- [Request] Work through the data below and give the number of lines holding "Kredit", nothing more.

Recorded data
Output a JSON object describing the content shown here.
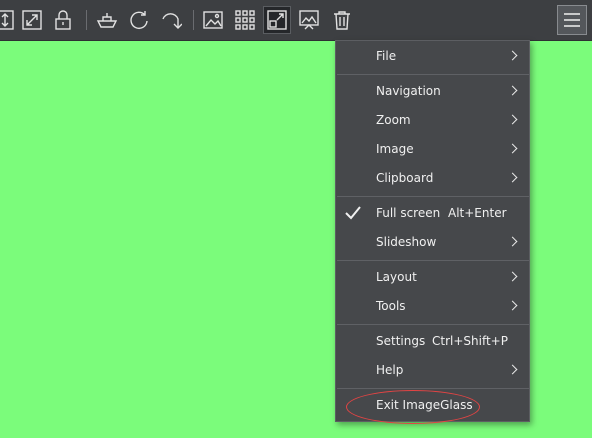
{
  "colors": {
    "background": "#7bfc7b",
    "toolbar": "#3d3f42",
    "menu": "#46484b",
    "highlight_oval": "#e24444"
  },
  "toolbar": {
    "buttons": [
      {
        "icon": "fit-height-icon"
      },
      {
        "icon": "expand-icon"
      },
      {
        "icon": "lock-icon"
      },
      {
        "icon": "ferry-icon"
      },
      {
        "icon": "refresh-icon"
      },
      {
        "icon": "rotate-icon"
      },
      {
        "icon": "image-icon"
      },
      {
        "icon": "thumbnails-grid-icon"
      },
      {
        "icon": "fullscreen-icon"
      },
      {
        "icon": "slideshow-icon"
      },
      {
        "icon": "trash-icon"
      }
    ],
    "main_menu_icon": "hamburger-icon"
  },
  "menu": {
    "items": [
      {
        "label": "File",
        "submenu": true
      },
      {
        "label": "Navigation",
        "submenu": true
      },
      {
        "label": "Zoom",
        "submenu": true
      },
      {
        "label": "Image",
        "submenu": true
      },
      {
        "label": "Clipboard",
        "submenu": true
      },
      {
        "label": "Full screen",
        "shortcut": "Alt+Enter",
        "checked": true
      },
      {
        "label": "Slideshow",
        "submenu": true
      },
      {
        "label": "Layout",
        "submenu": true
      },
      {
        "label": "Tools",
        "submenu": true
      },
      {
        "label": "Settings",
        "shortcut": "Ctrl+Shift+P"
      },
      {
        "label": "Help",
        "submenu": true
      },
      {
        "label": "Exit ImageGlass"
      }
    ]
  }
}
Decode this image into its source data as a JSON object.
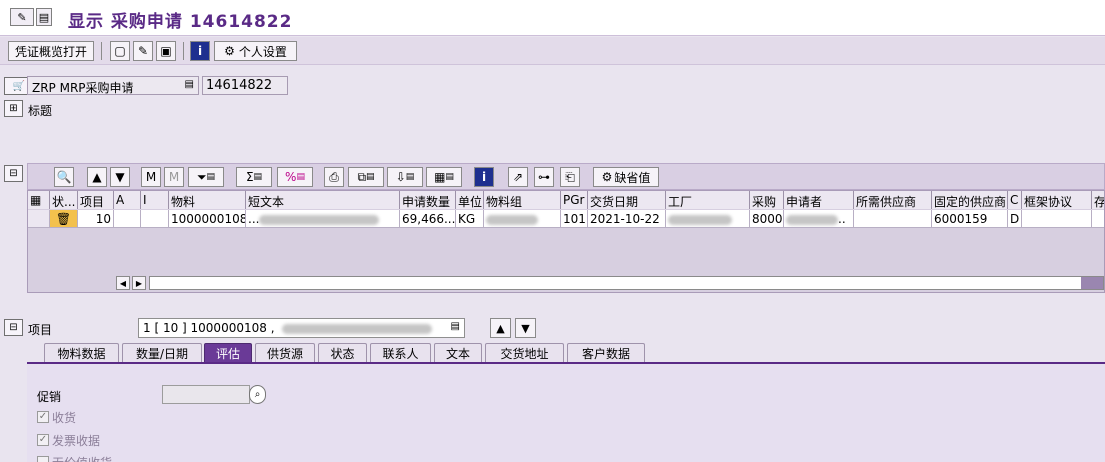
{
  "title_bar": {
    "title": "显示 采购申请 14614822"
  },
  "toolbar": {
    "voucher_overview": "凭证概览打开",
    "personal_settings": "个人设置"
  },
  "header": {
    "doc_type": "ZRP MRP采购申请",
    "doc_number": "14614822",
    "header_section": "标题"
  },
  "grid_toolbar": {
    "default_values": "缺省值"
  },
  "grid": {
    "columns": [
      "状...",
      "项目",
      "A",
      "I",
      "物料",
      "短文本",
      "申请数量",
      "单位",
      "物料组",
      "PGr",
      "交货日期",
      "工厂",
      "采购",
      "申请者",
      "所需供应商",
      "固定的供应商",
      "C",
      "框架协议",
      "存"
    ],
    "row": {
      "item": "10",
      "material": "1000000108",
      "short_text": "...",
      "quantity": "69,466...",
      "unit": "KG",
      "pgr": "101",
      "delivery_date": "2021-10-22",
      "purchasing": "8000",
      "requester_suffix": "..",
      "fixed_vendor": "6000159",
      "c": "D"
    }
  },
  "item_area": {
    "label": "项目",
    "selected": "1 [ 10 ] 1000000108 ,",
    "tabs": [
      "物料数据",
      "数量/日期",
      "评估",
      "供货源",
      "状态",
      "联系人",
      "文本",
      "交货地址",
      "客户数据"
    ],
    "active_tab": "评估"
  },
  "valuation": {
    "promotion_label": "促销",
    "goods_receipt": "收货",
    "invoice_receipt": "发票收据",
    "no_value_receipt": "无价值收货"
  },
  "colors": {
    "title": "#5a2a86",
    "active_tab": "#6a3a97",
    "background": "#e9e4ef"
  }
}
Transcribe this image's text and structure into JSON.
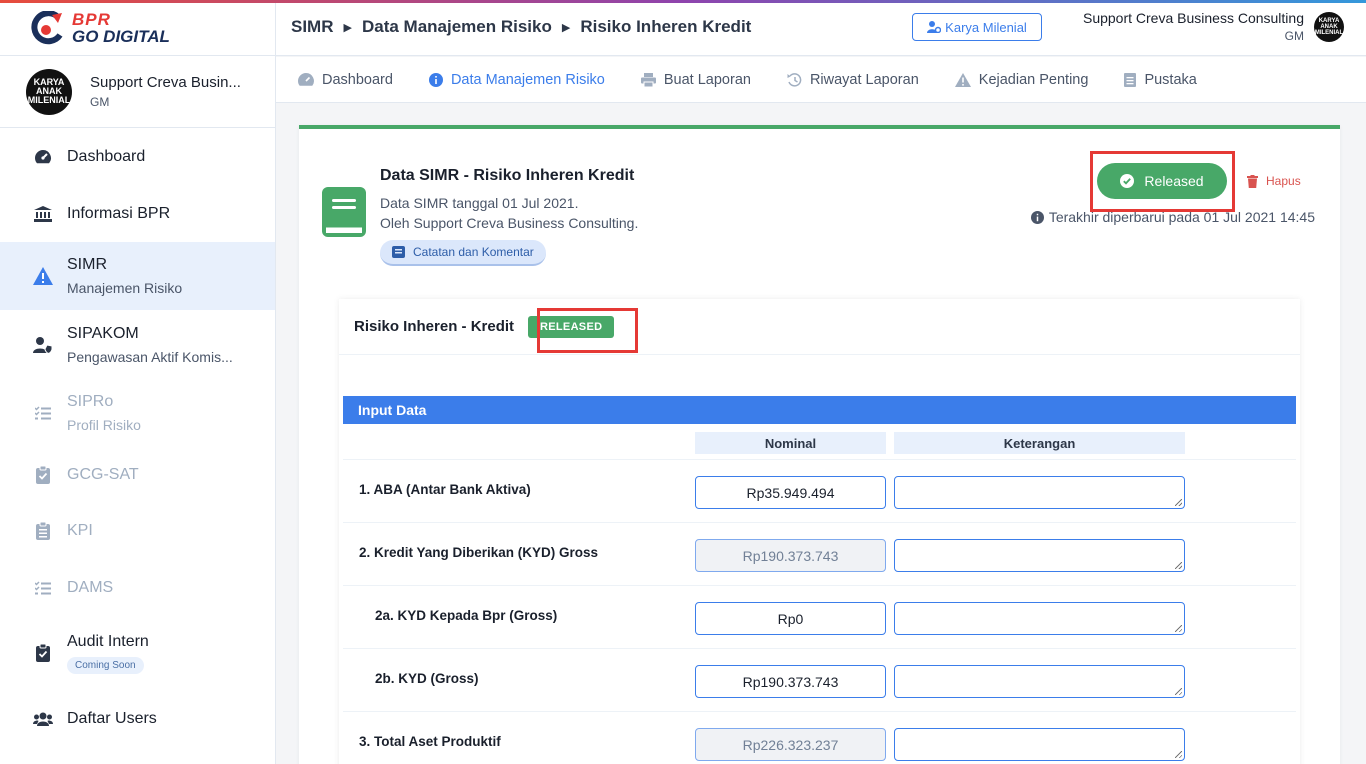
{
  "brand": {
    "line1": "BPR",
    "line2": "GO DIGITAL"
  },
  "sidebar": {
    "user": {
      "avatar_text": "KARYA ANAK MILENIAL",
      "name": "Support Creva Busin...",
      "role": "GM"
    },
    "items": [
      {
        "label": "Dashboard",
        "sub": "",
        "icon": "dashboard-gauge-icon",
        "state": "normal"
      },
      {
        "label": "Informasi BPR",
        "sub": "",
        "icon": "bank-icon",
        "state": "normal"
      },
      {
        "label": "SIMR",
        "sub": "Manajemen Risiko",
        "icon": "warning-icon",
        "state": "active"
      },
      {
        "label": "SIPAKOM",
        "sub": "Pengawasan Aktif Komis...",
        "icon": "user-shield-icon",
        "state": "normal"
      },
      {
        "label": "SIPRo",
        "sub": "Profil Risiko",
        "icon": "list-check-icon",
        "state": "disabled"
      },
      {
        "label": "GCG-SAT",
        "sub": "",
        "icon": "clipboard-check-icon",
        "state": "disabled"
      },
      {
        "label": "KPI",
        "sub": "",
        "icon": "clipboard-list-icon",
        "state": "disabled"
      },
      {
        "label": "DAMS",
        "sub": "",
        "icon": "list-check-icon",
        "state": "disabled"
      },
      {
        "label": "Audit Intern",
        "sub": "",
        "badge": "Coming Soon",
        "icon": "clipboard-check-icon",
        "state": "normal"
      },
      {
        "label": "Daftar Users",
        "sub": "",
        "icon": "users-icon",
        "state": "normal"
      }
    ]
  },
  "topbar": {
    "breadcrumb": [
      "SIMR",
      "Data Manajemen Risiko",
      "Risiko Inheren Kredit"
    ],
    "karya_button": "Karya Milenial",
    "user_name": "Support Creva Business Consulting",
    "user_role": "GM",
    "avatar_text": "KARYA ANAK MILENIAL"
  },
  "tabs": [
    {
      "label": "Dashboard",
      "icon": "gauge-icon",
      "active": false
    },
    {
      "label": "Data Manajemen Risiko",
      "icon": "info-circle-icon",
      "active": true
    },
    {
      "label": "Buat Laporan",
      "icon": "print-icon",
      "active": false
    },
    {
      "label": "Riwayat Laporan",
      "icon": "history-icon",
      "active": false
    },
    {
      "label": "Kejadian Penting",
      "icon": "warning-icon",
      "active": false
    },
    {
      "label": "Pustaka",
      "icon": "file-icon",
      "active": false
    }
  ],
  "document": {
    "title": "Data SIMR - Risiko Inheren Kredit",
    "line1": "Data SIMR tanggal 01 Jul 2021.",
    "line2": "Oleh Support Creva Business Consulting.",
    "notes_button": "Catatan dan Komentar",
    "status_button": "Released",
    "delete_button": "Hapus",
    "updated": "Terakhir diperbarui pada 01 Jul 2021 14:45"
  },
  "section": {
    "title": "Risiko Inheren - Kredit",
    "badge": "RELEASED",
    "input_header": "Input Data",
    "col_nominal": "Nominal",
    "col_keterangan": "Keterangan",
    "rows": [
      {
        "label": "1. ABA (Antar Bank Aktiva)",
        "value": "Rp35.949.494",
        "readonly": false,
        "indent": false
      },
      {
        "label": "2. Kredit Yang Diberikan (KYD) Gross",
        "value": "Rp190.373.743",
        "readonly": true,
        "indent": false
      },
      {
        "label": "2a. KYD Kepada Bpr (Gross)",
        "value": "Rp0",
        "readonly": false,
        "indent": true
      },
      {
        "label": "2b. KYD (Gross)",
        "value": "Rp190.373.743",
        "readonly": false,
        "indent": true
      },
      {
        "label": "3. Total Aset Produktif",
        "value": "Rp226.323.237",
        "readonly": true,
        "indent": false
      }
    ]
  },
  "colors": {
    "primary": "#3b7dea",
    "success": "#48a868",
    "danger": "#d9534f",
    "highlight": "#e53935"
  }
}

- [Exercise response] 4